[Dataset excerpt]
• • • • • • •

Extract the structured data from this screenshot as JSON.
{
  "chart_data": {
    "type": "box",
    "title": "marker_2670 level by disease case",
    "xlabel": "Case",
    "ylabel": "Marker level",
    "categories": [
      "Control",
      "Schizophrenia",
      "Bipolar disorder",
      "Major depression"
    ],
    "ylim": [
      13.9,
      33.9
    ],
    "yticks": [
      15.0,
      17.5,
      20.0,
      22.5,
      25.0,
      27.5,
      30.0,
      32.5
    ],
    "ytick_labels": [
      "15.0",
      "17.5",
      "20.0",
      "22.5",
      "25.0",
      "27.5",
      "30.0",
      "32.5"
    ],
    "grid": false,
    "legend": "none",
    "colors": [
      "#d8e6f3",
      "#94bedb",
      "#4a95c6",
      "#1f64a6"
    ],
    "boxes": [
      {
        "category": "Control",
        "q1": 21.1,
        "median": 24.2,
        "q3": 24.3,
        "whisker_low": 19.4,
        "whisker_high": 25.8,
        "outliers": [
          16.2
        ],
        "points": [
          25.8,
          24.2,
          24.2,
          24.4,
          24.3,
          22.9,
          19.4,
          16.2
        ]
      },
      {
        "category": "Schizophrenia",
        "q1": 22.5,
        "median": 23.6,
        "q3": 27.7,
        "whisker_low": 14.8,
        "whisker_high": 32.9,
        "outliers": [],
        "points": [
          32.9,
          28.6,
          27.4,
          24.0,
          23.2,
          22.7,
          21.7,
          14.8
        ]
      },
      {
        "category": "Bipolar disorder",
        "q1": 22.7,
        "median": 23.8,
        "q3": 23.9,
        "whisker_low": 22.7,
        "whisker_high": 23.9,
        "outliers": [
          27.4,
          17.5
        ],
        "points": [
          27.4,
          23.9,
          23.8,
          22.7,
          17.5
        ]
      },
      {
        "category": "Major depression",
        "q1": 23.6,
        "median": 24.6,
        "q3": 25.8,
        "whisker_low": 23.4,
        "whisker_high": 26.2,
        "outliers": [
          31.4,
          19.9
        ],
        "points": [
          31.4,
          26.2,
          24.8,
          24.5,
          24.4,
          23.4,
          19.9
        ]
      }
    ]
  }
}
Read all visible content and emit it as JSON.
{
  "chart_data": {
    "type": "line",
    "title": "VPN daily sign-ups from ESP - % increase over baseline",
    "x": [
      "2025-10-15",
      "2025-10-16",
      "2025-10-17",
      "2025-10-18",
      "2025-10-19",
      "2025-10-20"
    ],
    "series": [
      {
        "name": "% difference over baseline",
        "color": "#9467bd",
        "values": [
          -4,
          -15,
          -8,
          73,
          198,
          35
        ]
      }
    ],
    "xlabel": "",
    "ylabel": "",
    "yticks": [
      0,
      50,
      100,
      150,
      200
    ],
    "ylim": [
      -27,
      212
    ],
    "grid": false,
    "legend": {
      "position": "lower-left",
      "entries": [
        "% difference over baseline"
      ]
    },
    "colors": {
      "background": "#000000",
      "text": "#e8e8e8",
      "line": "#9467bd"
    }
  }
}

• • • • • • •

_What is being asked_
Repeat all the entries word for word.

_Exercise output_
Extract the structured data from this screenshot as JSON.
{
  "chart_data": {
    "type": "box",
    "title": "marker_2670 level by disease case",
    "xlabel": "Case",
    "ylabel": "Marker level",
    "categories": [
      "Control",
      "Schizophrenia",
      "Bipolar disorder",
      "Major depression"
    ],
    "ylim": [
      13.9,
      33.9
    ],
    "yticks": [
      15.0,
      17.5,
      20.0,
      22.5,
      25.0,
      27.5,
      30.0,
      32.5
    ],
    "ytick_labels": [
      "15.0",
      "17.5",
      "20.0",
      "22.5",
      "25.0",
      "27.5",
      "30.0",
      "32.5"
    ],
    "grid": false,
    "legend": "none",
    "colors": [
      "#d8e6f3",
      "#94bedb",
      "#4a95c6",
      "#1f64a6"
    ],
    "boxes": [
      {
        "category": "Control",
        "q1": 21.1,
        "median": 24.2,
        "q3": 24.3,
        "whisker_low": 19.4,
        "whisker_high": 25.8,
        "outliers": [
          16.2
        ],
        "points": [
          25.8,
          24.2,
          24.2,
          24.4,
          24.3,
          22.9,
          19.4,
          16.2
        ]
      },
      {
        "category": "Schizophrenia",
        "q1": 22.5,
        "median": 23.6,
        "q3": 27.7,
        "whisker_low": 14.8,
        "whisker_high": 32.9,
        "outliers": [],
        "points": [
          32.9,
          28.6,
          27.4,
          24.0,
          23.2,
          22.7,
          21.7,
          14.8
        ]
      },
      {
        "category": "Bipolar disorder",
        "q1": 22.7,
        "median": 23.8,
        "q3": 23.9,
        "whisker_low": 22.7,
        "whisker_high": 23.9,
        "outliers": [
          27.4,
          17.5
        ],
        "points": [
          27.4,
          23.9,
          23.8,
          22.7,
          17.5
        ]
      },
      {
        "category": "Major depression",
        "q1": 23.6,
        "median": 24.6,
        "q3": 25.8,
        "whisker_low": 23.4,
        "whisker_high": 26.2,
        "outliers": [
          31.4,
          19.9
        ],
        "points": [
          31.4,
          26.2,
          24.8,
          24.5,
          24.4,
          23.4,
          19.9
        ]
      }
    ]
  }
}
Read all visible content and emit it as JSON.
{
  "chart_data": {
    "type": "line",
    "title": "VPN daily sign-ups from ESP - % increase over baseline",
    "x": [
      "2025-10-15",
      "2025-10-16",
      "2025-10-17",
      "2025-10-18",
      "2025-10-19",
      "2025-10-20"
    ],
    "series": [
      {
        "name": "% difference over baseline",
        "color": "#9467bd",
        "values": [
          -4,
          -15,
          -8,
          73,
          198,
          35
        ]
      }
    ],
    "xlabel": "",
    "ylabel": "",
    "yticks": [
      0,
      50,
      100,
      150,
      200
    ],
    "ylim": [
      -27,
      212
    ],
    "grid": false,
    "legend": {
      "position": "lower-left",
      "entries": [
        "% difference over baseline"
      ]
    },
    "colors": {
      "background": "#000000",
      "text": "#e8e8e8",
      "line": "#9467bd"
    }
  }
}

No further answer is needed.